_Exercise aim:_ Set the listing down unchanged, minus every embedded image.

_Available data:_
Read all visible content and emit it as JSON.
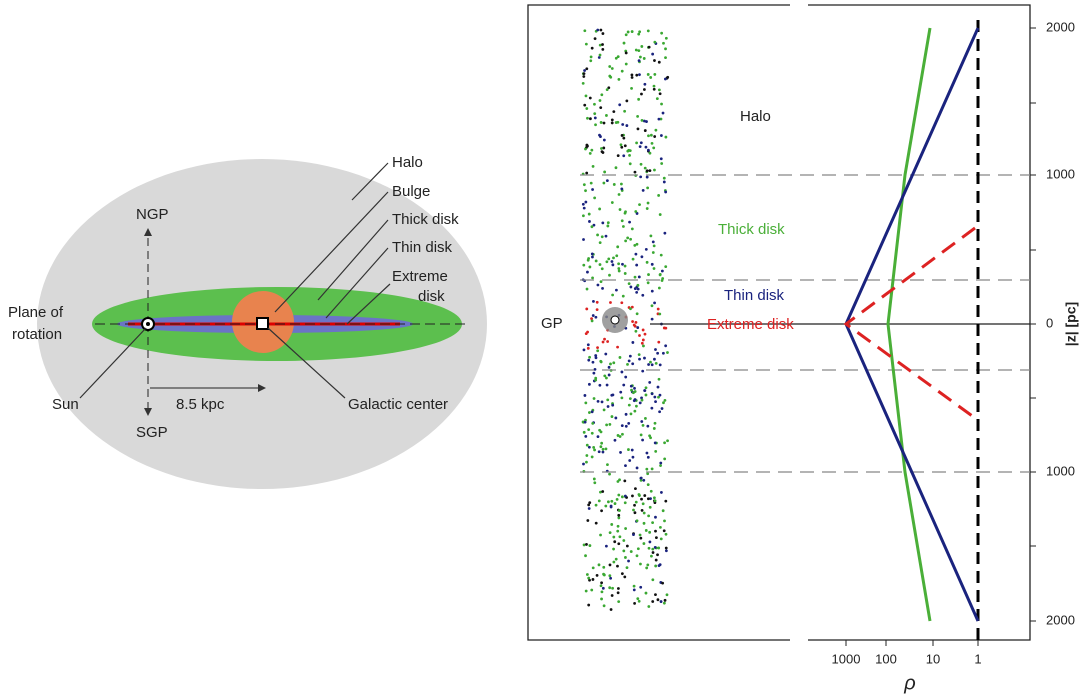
{
  "left": {
    "halo": "Halo",
    "bulge": "Bulge",
    "thick_disk": "Thick disk",
    "thin_disk": "Thin disk",
    "extreme_disk": [
      "Extreme",
      "disk"
    ],
    "ngp": "NGP",
    "sgp": "SGP",
    "plane": [
      "Plane of",
      "rotation"
    ],
    "sun": "Sun",
    "distance": "8.5 kpc",
    "galactic_center": "Galactic center"
  },
  "right": {
    "halo": "Halo",
    "thick_disk": "Thick disk",
    "thin_disk": "Thin disk",
    "extreme_disk": "Extreme disk",
    "gp": "GP",
    "z_ticks": [
      2000,
      1000,
      0,
      1000,
      2000
    ],
    "z_label": "|z|  [pc]",
    "rho_ticks": [
      1000,
      100,
      10,
      1
    ],
    "rho_label": "ρ"
  }
}
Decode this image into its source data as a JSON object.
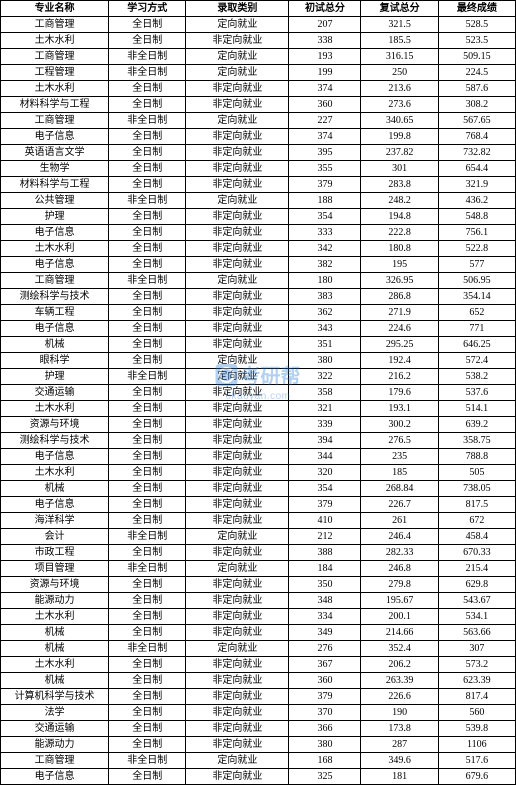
{
  "table": {
    "columns": [
      "专业名称",
      "学习方式",
      "录取类别",
      "初试总分",
      "复试总分",
      "最终成绩"
    ],
    "col_widths": [
      "21%",
      "15%",
      "20%",
      "14%",
      "15%",
      "15%"
    ],
    "border_color": "#000000",
    "background_color": "#ffffff",
    "font_size": 10,
    "rows": [
      [
        "工商管理",
        "全日制",
        "定向就业",
        "207",
        "321.5",
        "528.5"
      ],
      [
        "土木水利",
        "全日制",
        "非定向就业",
        "338",
        "185.5",
        "523.5"
      ],
      [
        "工商管理",
        "非全日制",
        "定向就业",
        "193",
        "316.15",
        "509.15"
      ],
      [
        "工程管理",
        "非全日制",
        "定向就业",
        "199",
        "250",
        "224.5"
      ],
      [
        "土木水利",
        "全日制",
        "非定向就业",
        "374",
        "213.6",
        "587.6"
      ],
      [
        "材料科学与工程",
        "全日制",
        "非定向就业",
        "360",
        "273.6",
        "308.2"
      ],
      [
        "工商管理",
        "非全日制",
        "定向就业",
        "227",
        "340.65",
        "567.65"
      ],
      [
        "电子信息",
        "全日制",
        "非定向就业",
        "374",
        "199.8",
        "768.4"
      ],
      [
        "英语语言文学",
        "全日制",
        "非定向就业",
        "395",
        "237.82",
        "732.82"
      ],
      [
        "生物学",
        "全日制",
        "非定向就业",
        "355",
        "301",
        "654.4"
      ],
      [
        "材料科学与工程",
        "全日制",
        "非定向就业",
        "379",
        "283.8",
        "321.9"
      ],
      [
        "公共管理",
        "非全日制",
        "定向就业",
        "188",
        "248.2",
        "436.2"
      ],
      [
        "护理",
        "全日制",
        "非定向就业",
        "354",
        "194.8",
        "548.8"
      ],
      [
        "电子信息",
        "全日制",
        "非定向就业",
        "333",
        "222.8",
        "756.1"
      ],
      [
        "土木水利",
        "全日制",
        "非定向就业",
        "342",
        "180.8",
        "522.8"
      ],
      [
        "电子信息",
        "全日制",
        "非定向就业",
        "382",
        "195",
        "577"
      ],
      [
        "工商管理",
        "非全日制",
        "定向就业",
        "180",
        "326.95",
        "506.95"
      ],
      [
        "测绘科学与技术",
        "全日制",
        "非定向就业",
        "383",
        "286.8",
        "354.14"
      ],
      [
        "车辆工程",
        "全日制",
        "非定向就业",
        "362",
        "271.9",
        "652"
      ],
      [
        "电子信息",
        "全日制",
        "非定向就业",
        "343",
        "224.6",
        "771"
      ],
      [
        "机械",
        "全日制",
        "非定向就业",
        "351",
        "295.25",
        "646.25"
      ],
      [
        "眼科学",
        "全日制",
        "定向就业",
        "380",
        "192.4",
        "572.4"
      ],
      [
        "护理",
        "非全日制",
        "定向就业",
        "322",
        "216.2",
        "538.2"
      ],
      [
        "交通运输",
        "全日制",
        "非定向就业",
        "358",
        "179.6",
        "537.6"
      ],
      [
        "土木水利",
        "全日制",
        "非定向就业",
        "321",
        "193.1",
        "514.1"
      ],
      [
        "资源与环境",
        "全日制",
        "非定向就业",
        "339",
        "300.2",
        "639.2"
      ],
      [
        "测绘科学与技术",
        "全日制",
        "非定向就业",
        "394",
        "276.5",
        "358.75"
      ],
      [
        "电子信息",
        "全日制",
        "非定向就业",
        "344",
        "235",
        "788.8"
      ],
      [
        "土木水利",
        "全日制",
        "非定向就业",
        "320",
        "185",
        "505"
      ],
      [
        "机械",
        "全日制",
        "非定向就业",
        "354",
        "268.84",
        "738.05"
      ],
      [
        "电子信息",
        "全日制",
        "非定向就业",
        "379",
        "226.7",
        "817.5"
      ],
      [
        "海洋科学",
        "全日制",
        "非定向就业",
        "410",
        "261",
        "672"
      ],
      [
        "会计",
        "非全日制",
        "定向就业",
        "212",
        "246.4",
        "458.4"
      ],
      [
        "市政工程",
        "全日制",
        "非定向就业",
        "388",
        "282.33",
        "670.33"
      ],
      [
        "项目管理",
        "非全日制",
        "定向就业",
        "184",
        "246.8",
        "215.4"
      ],
      [
        "资源与环境",
        "全日制",
        "非定向就业",
        "350",
        "279.8",
        "629.8"
      ],
      [
        "能源动力",
        "全日制",
        "非定向就业",
        "348",
        "195.67",
        "543.67"
      ],
      [
        "土木水利",
        "全日制",
        "非定向就业",
        "334",
        "200.1",
        "534.1"
      ],
      [
        "机械",
        "全日制",
        "非定向就业",
        "349",
        "214.66",
        "563.66"
      ],
      [
        "机械",
        "非全日制",
        "定向就业",
        "276",
        "352.4",
        "307"
      ],
      [
        "土木水利",
        "全日制",
        "非定向就业",
        "367",
        "206.2",
        "573.2"
      ],
      [
        "机械",
        "全日制",
        "非定向就业",
        "360",
        "263.39",
        "623.39"
      ],
      [
        "计算机科学与技术",
        "全日制",
        "非定向就业",
        "379",
        "226.6",
        "817.4"
      ],
      [
        "法学",
        "全日制",
        "非定向就业",
        "370",
        "190",
        "560"
      ],
      [
        "交通运输",
        "全日制",
        "非定向就业",
        "366",
        "173.8",
        "539.8"
      ],
      [
        "能源动力",
        "全日制",
        "非定向就业",
        "380",
        "287",
        "1106"
      ],
      [
        "工商管理",
        "非全日制",
        "定向就业",
        "168",
        "349.6",
        "517.6"
      ],
      [
        "电子信息",
        "全日制",
        "非定向就业",
        "325",
        "181",
        "679.6"
      ]
    ]
  },
  "watermark": {
    "title": "考研帮",
    "subtitle": "okaoyan.com",
    "color": "#2b7bd6",
    "opacity": 0.35
  }
}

_Output below:_
Read all visible content and emit it as JSON.
{
  "left": {
    "halo": "Halo",
    "bulge": "Bulge",
    "thick_disk": "Thick disk",
    "thin_disk": "Thin disk",
    "extreme_disk": [
      "Extreme",
      "disk"
    ],
    "ngp": "NGP",
    "sgp": "SGP",
    "plane": [
      "Plane of",
      "rotation"
    ],
    "sun": "Sun",
    "distance": "8.5 kpc",
    "galactic_center": "Galactic center"
  },
  "right": {
    "halo": "Halo",
    "thick_disk": "Thick disk",
    "thin_disk": "Thin disk",
    "extreme_disk": "Extreme disk",
    "gp": "GP",
    "z_ticks": [
      2000,
      1000,
      0,
      1000,
      2000
    ],
    "z_label": "|z|  [pc]",
    "rho_ticks": [
      1000,
      100,
      10,
      1
    ],
    "rho_label": "ρ"
  }
}
Decode this image into its source data as a JSON object.
{
  "table": {
    "columns": [
      "专业名称",
      "学习方式",
      "录取类别",
      "初试总分",
      "复试总分",
      "最终成绩"
    ],
    "col_widths": [
      "21%",
      "15%",
      "20%",
      "14%",
      "15%",
      "15%"
    ],
    "border_color": "#000000",
    "background_color": "#ffffff",
    "font_size": 10,
    "rows": [
      [
        "工商管理",
        "全日制",
        "定向就业",
        "207",
        "321.5",
        "528.5"
      ],
      [
        "土木水利",
        "全日制",
        "非定向就业",
        "338",
        "185.5",
        "523.5"
      ],
      [
        "工商管理",
        "非全日制",
        "定向就业",
        "193",
        "316.15",
        "509.15"
      ],
      [
        "工程管理",
        "非全日制",
        "定向就业",
        "199",
        "250",
        "224.5"
      ],
      [
        "土木水利",
        "全日制",
        "非定向就业",
        "374",
        "213.6",
        "587.6"
      ],
      [
        "材料科学与工程",
        "全日制",
        "非定向就业",
        "360",
        "273.6",
        "308.2"
      ],
      [
        "工商管理",
        "非全日制",
        "定向就业",
        "227",
        "340.65",
        "567.65"
      ],
      [
        "电子信息",
        "全日制",
        "非定向就业",
        "374",
        "199.8",
        "768.4"
      ],
      [
        "英语语言文学",
        "全日制",
        "非定向就业",
        "395",
        "237.82",
        "732.82"
      ],
      [
        "生物学",
        "全日制",
        "非定向就业",
        "355",
        "301",
        "654.4"
      ],
      [
        "材料科学与工程",
        "全日制",
        "非定向就业",
        "379",
        "283.8",
        "321.9"
      ],
      [
        "公共管理",
        "非全日制",
        "定向就业",
        "188",
        "248.2",
        "436.2"
      ],
      [
        "护理",
        "全日制",
        "非定向就业",
        "354",
        "194.8",
        "548.8"
      ],
      [
        "电子信息",
        "全日制",
        "非定向就业",
        "333",
        "222.8",
        "756.1"
      ],
      [
        "土木水利",
        "全日制",
        "非定向就业",
        "342",
        "180.8",
        "522.8"
      ],
      [
        "电子信息",
        "全日制",
        "非定向就业",
        "382",
        "195",
        "577"
      ],
      [
        "工商管理",
        "非全日制",
        "定向就业",
        "180",
        "326.95",
        "506.95"
      ],
      [
        "测绘科学与技术",
        "全日制",
        "非定向就业",
        "383",
        "286.8",
        "354.14"
      ],
      [
        "车辆工程",
        "全日制",
        "非定向就业",
        "362",
        "271.9",
        "652"
      ],
      [
        "电子信息",
        "全日制",
        "非定向就业",
        "343",
        "224.6",
        "771"
      ],
      [
        "机械",
        "全日制",
        "非定向就业",
        "351",
        "295.25",
        "646.25"
      ],
      [
        "眼科学",
        "全日制",
        "定向就业",
        "380",
        "192.4",
        "572.4"
      ],
      [
        "护理",
        "非全日制",
        "定向就业",
        "322",
        "216.2",
        "538.2"
      ],
      [
        "交通运输",
        "全日制",
        "非定向就业",
        "358",
        "179.6",
        "537.6"
      ],
      [
        "土木水利",
        "全日制",
        "非定向就业",
        "321",
        "193.1",
        "514.1"
      ],
      [
        "资源与环境",
        "全日制",
        "非定向就业",
        "339",
        "300.2",
        "639.2"
      ],
      [
        "测绘科学与技术",
        "全日制",
        "非定向就业",
        "394",
        "276.5",
        "358.75"
      ],
      [
        "电子信息",
        "全日制",
        "非定向就业",
        "344",
        "235",
        "788.8"
      ],
      [
        "土木水利",
        "全日制",
        "非定向就业",
        "320",
        "185",
        "505"
      ],
      [
        "机械",
        "全日制",
        "非定向就业",
        "354",
        "268.84",
        "738.05"
      ],
      [
        "电子信息",
        "全日制",
        "非定向就业",
        "379",
        "226.7",
        "817.5"
      ],
      [
        "海洋科学",
        "全日制",
        "非定向就业",
        "410",
        "261",
        "672"
      ],
      [
        "会计",
        "非全日制",
        "定向就业",
        "212",
        "246.4",
        "458.4"
      ],
      [
        "市政工程",
        "全日制",
        "非定向就业",
        "388",
        "282.33",
        "670.33"
      ],
      [
        "项目管理",
        "非全日制",
        "定向就业",
        "184",
        "246.8",
        "215.4"
      ],
      [
        "资源与环境",
        "全日制",
        "非定向就业",
        "350",
        "279.8",
        "629.8"
      ],
      [
        "能源动力",
        "全日制",
        "非定向就业",
        "348",
        "195.67",
        "543.67"
      ],
      [
        "土木水利",
        "全日制",
        "非定向就业",
        "334",
        "200.1",
        "534.1"
      ],
      [
        "机械",
        "全日制",
        "非定向就业",
        "349",
        "214.66",
        "563.66"
      ],
      [
        "机械",
        "非全日制",
        "定向就业",
        "276",
        "352.4",
        "307"
      ],
      [
        "土木水利",
        "全日制",
        "非定向就业",
        "367",
        "206.2",
        "573.2"
      ],
      [
        "机械",
        "全日制",
        "非定向就业",
        "360",
        "263.39",
        "623.39"
      ],
      [
        "计算机科学与技术",
        "全日制",
        "非定向就业",
        "379",
        "226.6",
        "817.4"
      ],
      [
        "法学",
        "全日制",
        "非定向就业",
        "370",
        "190",
        "560"
      ],
      [
        "交通运输",
        "全日制",
        "非定向就业",
        "366",
        "173.8",
        "539.8"
      ],
      [
        "能源动力",
        "全日制",
        "非定向就业",
        "380",
        "287",
        "1106"
      ],
      [
        "工商管理",
        "非全日制",
        "定向就业",
        "168",
        "349.6",
        "517.6"
      ],
      [
        "电子信息",
        "全日制",
        "非定向就业",
        "325",
        "181",
        "679.6"
      ]
    ]
  },
  "watermark": {
    "title": "考研帮",
    "subtitle": "okaoyan.com",
    "color": "#2b7bd6",
    "opacity": 0.35
  }
}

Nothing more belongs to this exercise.